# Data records
>>>>>

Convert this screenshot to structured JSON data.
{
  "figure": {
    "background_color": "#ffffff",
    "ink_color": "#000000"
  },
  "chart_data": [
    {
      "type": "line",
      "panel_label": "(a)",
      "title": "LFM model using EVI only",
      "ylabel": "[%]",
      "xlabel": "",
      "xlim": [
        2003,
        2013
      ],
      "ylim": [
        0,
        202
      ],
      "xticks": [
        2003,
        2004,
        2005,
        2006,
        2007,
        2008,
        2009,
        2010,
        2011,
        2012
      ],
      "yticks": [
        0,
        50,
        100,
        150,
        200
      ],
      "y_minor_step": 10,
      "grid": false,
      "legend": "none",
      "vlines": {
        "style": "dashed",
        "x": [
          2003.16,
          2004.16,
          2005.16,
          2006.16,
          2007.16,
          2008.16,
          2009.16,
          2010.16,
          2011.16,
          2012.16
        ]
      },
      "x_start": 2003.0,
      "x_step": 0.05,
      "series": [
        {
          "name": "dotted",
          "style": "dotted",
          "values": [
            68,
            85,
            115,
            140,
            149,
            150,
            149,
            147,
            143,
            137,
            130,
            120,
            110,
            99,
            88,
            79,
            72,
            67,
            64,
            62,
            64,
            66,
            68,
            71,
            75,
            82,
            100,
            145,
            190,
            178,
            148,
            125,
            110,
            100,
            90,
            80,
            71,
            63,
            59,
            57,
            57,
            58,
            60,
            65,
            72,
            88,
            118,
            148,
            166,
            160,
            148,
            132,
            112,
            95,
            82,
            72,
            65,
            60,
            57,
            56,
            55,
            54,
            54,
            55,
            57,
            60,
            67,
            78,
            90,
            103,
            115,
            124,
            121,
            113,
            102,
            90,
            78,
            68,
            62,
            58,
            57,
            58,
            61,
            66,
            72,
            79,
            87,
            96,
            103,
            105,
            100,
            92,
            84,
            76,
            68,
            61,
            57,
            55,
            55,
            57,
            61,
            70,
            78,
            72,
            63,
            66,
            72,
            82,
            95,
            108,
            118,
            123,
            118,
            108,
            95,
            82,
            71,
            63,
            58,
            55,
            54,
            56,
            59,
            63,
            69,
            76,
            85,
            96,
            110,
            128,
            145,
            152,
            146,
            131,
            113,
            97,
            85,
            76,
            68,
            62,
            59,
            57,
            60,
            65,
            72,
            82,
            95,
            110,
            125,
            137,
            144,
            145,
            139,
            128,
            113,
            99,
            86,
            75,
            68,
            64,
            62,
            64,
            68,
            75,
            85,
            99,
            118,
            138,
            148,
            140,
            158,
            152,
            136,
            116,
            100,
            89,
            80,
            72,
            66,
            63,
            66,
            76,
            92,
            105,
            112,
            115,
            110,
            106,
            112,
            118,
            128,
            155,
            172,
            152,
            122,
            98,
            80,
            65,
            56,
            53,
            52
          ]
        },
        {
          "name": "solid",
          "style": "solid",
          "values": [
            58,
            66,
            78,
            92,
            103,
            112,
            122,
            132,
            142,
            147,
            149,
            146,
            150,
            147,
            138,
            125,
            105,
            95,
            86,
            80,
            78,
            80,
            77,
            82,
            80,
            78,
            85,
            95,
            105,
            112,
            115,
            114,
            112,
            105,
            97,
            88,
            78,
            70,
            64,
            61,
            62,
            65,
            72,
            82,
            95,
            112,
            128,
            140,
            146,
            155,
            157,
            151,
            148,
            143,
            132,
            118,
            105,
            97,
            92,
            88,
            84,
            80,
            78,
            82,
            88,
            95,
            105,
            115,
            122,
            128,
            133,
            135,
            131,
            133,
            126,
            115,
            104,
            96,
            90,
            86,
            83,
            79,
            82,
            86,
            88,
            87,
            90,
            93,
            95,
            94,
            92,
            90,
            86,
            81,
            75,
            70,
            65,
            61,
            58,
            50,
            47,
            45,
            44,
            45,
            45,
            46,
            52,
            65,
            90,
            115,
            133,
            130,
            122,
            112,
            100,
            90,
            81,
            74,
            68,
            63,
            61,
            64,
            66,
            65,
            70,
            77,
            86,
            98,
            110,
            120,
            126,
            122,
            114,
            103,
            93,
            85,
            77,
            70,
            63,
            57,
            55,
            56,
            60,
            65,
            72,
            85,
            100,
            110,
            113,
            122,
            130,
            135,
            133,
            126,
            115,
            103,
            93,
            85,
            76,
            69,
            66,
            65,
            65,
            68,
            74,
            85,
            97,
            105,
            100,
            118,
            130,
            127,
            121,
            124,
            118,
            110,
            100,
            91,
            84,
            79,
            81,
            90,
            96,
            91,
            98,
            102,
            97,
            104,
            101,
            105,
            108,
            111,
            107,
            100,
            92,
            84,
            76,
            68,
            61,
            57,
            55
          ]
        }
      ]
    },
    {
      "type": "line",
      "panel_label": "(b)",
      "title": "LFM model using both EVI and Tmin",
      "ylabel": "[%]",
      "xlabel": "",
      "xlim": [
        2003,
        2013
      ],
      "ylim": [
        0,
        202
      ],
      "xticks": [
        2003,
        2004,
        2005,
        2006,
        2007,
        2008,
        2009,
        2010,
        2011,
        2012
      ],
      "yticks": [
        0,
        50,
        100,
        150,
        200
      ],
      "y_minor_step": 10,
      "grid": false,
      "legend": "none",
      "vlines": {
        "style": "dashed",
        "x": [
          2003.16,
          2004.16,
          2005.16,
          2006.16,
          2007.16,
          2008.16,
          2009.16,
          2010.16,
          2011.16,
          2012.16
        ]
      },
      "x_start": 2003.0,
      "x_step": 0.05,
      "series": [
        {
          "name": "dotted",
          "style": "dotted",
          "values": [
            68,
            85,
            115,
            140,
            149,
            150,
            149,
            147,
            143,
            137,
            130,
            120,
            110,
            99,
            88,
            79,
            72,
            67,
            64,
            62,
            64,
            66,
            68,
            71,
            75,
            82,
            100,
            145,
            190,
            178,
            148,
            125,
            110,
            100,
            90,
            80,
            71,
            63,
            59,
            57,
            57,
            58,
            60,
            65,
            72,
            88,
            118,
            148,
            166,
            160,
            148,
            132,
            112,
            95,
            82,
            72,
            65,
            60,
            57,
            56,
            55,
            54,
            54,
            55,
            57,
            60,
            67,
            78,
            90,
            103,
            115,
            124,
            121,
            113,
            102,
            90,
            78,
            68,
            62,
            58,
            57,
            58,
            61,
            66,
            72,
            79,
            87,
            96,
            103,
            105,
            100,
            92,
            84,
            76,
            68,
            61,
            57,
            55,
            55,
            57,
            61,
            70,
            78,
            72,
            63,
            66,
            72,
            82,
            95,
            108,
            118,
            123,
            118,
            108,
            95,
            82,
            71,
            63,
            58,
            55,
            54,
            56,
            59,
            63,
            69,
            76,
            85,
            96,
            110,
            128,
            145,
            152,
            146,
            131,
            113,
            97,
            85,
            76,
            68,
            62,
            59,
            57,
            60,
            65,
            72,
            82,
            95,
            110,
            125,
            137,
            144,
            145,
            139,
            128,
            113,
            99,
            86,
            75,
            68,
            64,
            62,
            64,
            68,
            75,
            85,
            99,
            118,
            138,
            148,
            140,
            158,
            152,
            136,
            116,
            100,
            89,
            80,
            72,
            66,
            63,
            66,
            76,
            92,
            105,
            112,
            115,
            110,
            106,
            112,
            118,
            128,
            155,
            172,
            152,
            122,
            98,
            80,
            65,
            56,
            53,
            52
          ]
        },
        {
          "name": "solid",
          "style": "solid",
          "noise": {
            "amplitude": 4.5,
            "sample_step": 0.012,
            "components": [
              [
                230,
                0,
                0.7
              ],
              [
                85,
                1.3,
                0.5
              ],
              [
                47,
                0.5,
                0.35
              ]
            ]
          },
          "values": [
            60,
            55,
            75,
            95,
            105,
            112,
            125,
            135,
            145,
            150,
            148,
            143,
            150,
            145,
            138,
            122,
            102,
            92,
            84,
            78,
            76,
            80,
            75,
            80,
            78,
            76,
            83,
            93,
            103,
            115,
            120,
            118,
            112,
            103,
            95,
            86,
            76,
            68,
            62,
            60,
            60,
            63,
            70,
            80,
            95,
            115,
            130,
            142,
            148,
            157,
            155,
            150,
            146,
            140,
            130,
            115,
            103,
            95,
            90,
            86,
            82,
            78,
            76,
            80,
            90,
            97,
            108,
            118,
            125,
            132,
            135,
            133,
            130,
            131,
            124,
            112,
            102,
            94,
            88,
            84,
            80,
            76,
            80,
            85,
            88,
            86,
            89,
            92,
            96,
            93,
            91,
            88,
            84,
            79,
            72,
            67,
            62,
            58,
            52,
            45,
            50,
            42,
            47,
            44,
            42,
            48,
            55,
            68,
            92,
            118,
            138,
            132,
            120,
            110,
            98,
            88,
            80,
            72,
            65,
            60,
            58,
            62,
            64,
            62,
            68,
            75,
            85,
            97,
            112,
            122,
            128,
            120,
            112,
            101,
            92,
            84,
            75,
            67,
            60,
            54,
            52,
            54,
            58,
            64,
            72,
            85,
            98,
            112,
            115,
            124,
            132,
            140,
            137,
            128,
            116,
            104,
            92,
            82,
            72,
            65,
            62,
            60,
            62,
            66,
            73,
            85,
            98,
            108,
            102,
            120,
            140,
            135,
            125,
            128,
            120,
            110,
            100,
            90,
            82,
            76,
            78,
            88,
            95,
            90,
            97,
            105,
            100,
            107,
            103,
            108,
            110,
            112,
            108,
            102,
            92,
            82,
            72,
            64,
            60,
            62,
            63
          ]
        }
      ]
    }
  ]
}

<<<<<

# REQUEST
Pull out each line of the entries that contains "using".

# CORRECT OUTPUT
      "title": "LFM model using EVI only",
      "title": "LFM model using both EVI and Tmin",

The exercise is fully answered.